What is being asked:
Report, as a bare number, how many lines of the material below contain the word "dash".

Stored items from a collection
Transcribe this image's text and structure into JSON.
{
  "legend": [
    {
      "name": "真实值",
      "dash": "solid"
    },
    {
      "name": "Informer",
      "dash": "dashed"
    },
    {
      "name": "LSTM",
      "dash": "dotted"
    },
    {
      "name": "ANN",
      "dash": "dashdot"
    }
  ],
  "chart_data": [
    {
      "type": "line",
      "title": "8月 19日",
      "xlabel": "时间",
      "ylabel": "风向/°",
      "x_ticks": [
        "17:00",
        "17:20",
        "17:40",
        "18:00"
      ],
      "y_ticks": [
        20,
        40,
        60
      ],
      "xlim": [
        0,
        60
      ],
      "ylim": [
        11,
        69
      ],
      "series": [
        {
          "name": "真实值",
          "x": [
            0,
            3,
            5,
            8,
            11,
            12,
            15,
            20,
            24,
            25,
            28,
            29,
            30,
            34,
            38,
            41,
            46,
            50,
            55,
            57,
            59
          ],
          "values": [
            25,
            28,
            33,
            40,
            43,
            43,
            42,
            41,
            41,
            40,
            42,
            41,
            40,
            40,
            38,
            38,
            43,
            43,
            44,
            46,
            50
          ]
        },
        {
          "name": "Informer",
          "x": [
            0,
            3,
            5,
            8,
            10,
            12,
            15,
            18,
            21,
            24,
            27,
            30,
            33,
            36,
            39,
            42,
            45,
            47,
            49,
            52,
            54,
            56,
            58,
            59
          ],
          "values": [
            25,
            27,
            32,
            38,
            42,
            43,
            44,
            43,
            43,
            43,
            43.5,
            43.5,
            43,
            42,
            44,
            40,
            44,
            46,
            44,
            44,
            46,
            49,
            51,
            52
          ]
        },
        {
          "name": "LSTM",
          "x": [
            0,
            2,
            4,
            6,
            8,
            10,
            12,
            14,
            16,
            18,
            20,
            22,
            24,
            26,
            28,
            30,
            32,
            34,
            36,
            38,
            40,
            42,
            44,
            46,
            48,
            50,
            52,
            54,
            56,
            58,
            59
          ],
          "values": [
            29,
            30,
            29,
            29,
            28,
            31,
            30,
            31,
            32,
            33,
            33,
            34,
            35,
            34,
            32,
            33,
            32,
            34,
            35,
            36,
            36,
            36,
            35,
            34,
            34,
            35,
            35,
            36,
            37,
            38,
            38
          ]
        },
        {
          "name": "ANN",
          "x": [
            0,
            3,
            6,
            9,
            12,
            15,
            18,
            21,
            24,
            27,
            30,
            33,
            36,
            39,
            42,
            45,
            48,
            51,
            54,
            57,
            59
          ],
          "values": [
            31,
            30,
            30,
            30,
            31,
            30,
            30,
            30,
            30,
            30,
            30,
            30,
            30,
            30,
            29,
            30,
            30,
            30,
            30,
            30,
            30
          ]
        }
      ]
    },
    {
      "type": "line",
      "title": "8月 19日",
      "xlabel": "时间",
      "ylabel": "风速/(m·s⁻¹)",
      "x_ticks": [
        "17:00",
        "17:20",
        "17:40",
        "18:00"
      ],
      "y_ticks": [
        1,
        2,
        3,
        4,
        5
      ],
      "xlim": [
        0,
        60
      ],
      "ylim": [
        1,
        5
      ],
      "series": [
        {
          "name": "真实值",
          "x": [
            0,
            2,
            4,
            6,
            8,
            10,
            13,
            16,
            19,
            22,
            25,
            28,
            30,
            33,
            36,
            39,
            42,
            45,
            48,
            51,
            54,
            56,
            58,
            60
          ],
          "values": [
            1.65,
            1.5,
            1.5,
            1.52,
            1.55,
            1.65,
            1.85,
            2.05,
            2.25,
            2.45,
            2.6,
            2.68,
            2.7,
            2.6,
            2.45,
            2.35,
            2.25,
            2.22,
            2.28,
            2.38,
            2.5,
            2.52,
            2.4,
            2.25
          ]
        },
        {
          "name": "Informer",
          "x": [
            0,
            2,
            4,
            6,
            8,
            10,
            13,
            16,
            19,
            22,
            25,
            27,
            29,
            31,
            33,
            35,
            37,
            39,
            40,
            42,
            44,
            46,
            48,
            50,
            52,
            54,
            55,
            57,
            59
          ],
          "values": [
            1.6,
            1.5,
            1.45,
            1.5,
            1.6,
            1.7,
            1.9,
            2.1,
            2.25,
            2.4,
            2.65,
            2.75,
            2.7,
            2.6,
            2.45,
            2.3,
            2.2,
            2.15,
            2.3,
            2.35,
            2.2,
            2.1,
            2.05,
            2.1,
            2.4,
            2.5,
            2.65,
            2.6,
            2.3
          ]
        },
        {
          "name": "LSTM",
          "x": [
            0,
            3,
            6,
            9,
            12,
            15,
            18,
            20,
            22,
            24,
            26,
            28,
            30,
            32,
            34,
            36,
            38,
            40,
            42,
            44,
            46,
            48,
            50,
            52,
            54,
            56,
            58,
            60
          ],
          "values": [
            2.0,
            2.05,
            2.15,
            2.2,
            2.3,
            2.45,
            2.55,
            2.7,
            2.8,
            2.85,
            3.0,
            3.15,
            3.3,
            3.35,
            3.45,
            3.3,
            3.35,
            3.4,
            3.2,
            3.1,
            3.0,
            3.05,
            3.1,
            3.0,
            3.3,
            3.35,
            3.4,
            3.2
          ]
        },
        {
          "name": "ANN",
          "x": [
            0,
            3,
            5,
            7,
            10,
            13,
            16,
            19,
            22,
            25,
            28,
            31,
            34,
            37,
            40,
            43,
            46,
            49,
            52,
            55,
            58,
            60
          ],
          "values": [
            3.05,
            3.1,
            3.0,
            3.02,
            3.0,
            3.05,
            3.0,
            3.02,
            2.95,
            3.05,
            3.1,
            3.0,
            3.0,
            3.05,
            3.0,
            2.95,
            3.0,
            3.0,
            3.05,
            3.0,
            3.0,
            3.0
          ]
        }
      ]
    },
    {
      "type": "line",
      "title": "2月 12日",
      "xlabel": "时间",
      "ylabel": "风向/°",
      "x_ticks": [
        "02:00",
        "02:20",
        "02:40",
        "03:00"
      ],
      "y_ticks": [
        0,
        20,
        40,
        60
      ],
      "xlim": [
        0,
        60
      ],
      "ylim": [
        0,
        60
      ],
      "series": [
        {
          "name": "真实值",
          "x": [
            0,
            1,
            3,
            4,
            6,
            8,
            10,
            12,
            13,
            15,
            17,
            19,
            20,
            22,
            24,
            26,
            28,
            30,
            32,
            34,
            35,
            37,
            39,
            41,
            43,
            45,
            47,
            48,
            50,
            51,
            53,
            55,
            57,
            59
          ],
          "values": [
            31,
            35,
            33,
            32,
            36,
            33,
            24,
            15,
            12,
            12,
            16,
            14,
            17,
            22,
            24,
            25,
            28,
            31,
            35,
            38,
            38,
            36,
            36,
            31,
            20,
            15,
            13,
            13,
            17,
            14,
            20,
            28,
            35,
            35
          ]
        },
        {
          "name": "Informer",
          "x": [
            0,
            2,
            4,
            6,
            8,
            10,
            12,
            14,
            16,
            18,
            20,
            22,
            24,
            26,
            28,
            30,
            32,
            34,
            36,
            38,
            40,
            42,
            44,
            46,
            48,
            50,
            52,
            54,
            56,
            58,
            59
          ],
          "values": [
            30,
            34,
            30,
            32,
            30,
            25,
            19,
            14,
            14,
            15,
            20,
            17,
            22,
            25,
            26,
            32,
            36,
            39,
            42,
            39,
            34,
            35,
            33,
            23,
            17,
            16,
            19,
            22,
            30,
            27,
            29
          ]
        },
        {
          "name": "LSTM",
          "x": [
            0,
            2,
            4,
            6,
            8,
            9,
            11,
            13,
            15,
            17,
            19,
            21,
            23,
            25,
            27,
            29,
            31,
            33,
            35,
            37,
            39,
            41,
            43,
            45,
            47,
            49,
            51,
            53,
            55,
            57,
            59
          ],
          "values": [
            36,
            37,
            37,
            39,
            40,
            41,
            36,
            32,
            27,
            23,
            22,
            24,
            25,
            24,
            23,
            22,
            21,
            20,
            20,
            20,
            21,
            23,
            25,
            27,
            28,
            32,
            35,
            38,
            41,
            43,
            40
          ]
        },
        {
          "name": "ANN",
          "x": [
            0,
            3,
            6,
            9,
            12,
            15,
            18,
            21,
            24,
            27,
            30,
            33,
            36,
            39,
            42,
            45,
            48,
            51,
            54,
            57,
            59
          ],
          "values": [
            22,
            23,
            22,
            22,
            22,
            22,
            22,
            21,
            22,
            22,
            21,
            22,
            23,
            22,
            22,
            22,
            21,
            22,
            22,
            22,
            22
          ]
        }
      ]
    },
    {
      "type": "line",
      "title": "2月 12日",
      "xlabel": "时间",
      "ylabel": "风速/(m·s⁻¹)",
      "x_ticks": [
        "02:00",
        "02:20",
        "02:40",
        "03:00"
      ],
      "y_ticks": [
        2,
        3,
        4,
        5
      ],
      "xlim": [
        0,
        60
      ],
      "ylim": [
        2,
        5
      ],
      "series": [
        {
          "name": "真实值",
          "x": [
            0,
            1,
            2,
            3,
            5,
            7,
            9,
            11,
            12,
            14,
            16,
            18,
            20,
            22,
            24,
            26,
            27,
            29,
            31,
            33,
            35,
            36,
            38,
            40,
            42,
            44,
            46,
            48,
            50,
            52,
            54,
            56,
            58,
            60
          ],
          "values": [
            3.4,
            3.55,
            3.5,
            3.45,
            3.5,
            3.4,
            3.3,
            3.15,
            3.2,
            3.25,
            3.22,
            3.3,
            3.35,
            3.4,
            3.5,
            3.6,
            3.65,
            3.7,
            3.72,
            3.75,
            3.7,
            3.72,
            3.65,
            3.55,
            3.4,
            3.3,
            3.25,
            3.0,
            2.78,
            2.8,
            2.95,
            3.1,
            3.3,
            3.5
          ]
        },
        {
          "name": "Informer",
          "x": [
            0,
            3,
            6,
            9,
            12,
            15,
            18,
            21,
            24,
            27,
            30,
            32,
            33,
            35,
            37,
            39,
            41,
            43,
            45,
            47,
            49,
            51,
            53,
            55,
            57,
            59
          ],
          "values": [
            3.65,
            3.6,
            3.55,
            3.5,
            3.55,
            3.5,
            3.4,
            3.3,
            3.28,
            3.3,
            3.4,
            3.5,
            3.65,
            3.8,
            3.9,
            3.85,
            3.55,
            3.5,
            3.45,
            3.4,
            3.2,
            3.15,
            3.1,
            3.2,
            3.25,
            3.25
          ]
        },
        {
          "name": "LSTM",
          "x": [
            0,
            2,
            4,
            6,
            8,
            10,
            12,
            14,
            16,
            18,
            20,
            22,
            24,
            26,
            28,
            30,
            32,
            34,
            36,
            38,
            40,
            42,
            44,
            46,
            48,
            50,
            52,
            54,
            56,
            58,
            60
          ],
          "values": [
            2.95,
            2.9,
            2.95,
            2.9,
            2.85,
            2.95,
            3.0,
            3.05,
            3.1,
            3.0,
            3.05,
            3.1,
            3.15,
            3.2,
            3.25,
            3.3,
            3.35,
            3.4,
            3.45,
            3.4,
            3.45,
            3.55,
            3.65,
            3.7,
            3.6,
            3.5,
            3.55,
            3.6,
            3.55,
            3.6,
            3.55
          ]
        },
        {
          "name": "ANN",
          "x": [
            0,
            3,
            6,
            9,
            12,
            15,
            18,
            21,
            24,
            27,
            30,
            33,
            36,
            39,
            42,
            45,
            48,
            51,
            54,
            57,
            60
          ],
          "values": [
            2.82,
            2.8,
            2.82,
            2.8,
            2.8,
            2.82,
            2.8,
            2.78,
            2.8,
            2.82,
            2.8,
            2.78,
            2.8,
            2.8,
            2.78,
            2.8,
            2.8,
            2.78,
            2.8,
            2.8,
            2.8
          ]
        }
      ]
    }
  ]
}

Task result:
4